======== INFORMATION SHOWN

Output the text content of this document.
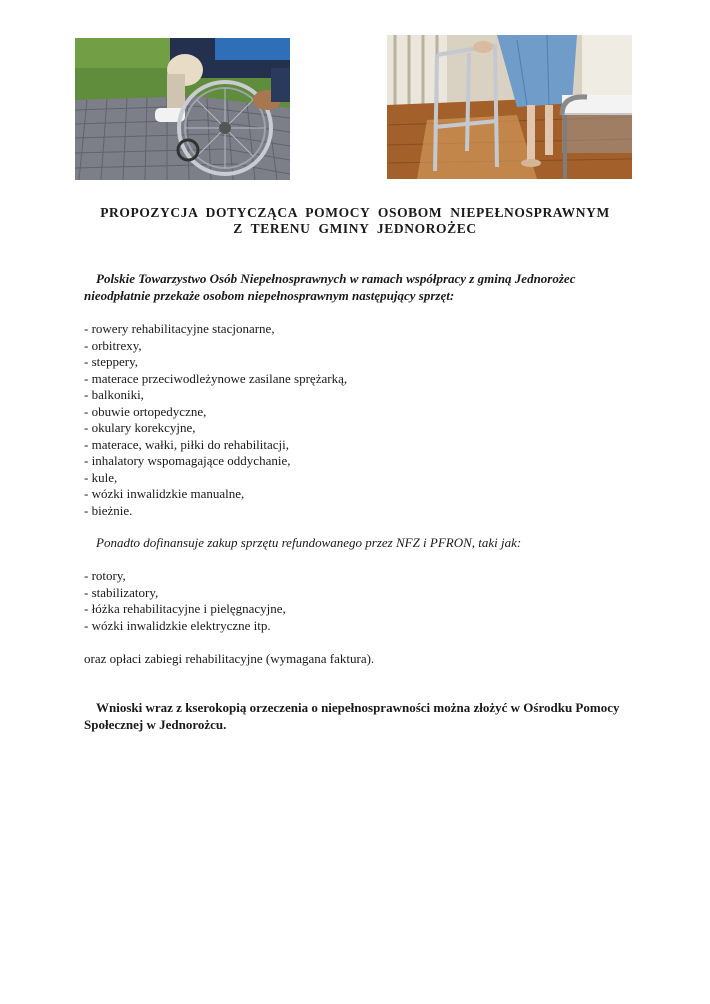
PROPOZYCJA DOTYCZĄCA POMOCY OSOBOM NIEPEŁNOSPRAWNYM
Z TERENU GMINY JEDNOROŻEC
Polskie Towarzystwo Osób Niepełnosprawnych w ramach współpracy z gminą Jednorożec nieodpłatnie przekaże osobom niepełnosprawnym następujący sprzęt:
- rowery rehabilitacyjne stacjonarne,
- orbitrexy,
- steppery,
- materace przeciwodleżynowe zasilane sprężarką,
- balkoniki,
- obuwie ortopedyczne,
- okulary korekcyjne,
- materace, wałki, piłki do rehabilitacji,
- inhalatory wspomagające oddychanie,
- kule,
- wózki inwalidzkie manualne,
- bieżnie.
Ponadto dofinansuje zakup sprzętu refundowanego przez NFZ i PFRON, taki jak:
- rotory,
- stabilizatory,
- łóżka rehabilitacyjne i pielęgnacyjne,
- wózki inwalidzkie elektryczne itp.
oraz opłaci zabiegi rehabilitacyjne (wymagana faktura).
Wnioski wraz z kserokopią orzeczenia o niepełnosprawności można złożyć w Ośrodku Pomocy Społecznej w Jednorożcu.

================

§ **DIRECTIONS FOR THIS TASK**: Can you restate all the records above word for word while dropping the pictures?

§ **FULL ANSWER**:
Output the text content of this document.
PROPOZYCJA DOTYCZĄCA POMOCY OSOBOM NIEPEŁNOSPRAWNYM
Z TERENU GMINY JEDNOROŻEC
Polskie Towarzystwo Osób Niepełnosprawnych w ramach współpracy z gminą Jednorożec nieodpłatnie przekaże osobom niepełnosprawnym następujący sprzęt:
- rowery rehabilitacyjne stacjonarne,
- orbitrexy,
- steppery,
- materace przeciwodleżynowe zasilane sprężarką,
- balkoniki,
- obuwie ortopedyczne,
- okulary korekcyjne,
- materace, wałki, piłki do rehabilitacji,
- inhalatory wspomagające oddychanie,
- kule,
- wózki inwalidzkie manualne,
- bieżnie.
Ponadto dofinansuje zakup sprzętu refundowanego przez NFZ i PFRON, taki jak:
- rotory,
- stabilizatory,
- łóżka rehabilitacyjne i pielęgnacyjne,
- wózki inwalidzkie elektryczne itp.
oraz opłaci zabiegi rehabilitacyjne (wymagana faktura).
Wnioski wraz z kserokopią orzeczenia o niepełnosprawności można złożyć w Ośrodku Pomocy Społecznej w Jednorożcu.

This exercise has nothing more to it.